» Task details
Below are some entries. Output each one exactly as it appears.

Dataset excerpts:
★ ★ ★ ★ ★ ★ ★
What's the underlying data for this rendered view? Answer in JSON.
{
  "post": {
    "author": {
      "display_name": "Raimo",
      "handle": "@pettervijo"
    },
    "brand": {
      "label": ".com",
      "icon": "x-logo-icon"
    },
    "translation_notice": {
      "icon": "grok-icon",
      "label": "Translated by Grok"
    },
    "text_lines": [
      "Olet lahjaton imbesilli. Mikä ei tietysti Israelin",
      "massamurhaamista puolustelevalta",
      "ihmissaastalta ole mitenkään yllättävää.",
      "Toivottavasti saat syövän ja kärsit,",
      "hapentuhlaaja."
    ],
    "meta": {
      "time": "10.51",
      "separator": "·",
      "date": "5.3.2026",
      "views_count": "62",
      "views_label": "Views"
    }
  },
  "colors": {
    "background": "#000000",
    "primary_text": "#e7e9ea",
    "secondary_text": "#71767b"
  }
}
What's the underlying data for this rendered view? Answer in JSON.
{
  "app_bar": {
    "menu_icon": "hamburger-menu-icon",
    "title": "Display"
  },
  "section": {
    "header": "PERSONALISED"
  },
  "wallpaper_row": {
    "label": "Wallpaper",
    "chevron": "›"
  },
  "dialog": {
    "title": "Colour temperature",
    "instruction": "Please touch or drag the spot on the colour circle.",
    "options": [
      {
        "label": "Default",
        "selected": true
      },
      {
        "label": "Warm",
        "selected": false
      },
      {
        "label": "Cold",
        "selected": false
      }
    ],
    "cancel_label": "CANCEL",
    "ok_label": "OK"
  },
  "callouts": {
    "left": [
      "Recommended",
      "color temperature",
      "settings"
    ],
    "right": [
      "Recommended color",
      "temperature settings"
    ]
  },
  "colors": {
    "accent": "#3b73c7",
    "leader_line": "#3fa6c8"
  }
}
★ ★ ★ ★ ★ ★ ★
» Finished answer
What's the underlying data for this rendered view? Answer in JSON.
{
  "post": {
    "author": {
      "display_name": "Raimo",
      "handle": "@pettervijo"
    },
    "brand": {
      "label": ".com",
      "icon": "x-logo-icon"
    },
    "translation_notice": {
      "icon": "grok-icon",
      "label": "Translated by Grok"
    },
    "text_lines": [
      "Olet lahjaton imbesilli. Mikä ei tietysti Israelin",
      "massamurhaamista puolustelevalta",
      "ihmissaastalta ole mitenkään yllättävää.",
      "Toivottavasti saat syövän ja kärsit,",
      "hapentuhlaaja."
    ],
    "meta": {
      "time": "10.51",
      "separator": "·",
      "date": "5.3.2026",
      "views_count": "62",
      "views_label": "Views"
    }
  },
  "colors": {
    "background": "#000000",
    "primary_text": "#e7e9ea",
    "secondary_text": "#71767b"
  }
}
What's the underlying data for this rendered view? Answer in JSON.
{
  "app_bar": {
    "menu_icon": "hamburger-menu-icon",
    "title": "Display"
  },
  "section": {
    "header": "PERSONALISED"
  },
  "wallpaper_row": {
    "label": "Wallpaper",
    "chevron": "›"
  },
  "dialog": {
    "title": "Colour temperature",
    "instruction": "Please touch or drag the spot on the colour circle.",
    "options": [
      {
        "label": "Default",
        "selected": true
      },
      {
        "label": "Warm",
        "selected": false
      },
      {
        "label": "Cold",
        "selected": false
      }
    ],
    "cancel_label": "CANCEL",
    "ok_label": "OK"
  },
  "callouts": {
    "left": [
      "Recommended",
      "color temperature",
      "settings"
    ],
    "right": [
      "Recommended color",
      "temperature settings"
    ]
  },
  "colors": {
    "accent": "#3b73c7",
    "leader_line": "#3fa6c8"
  }
}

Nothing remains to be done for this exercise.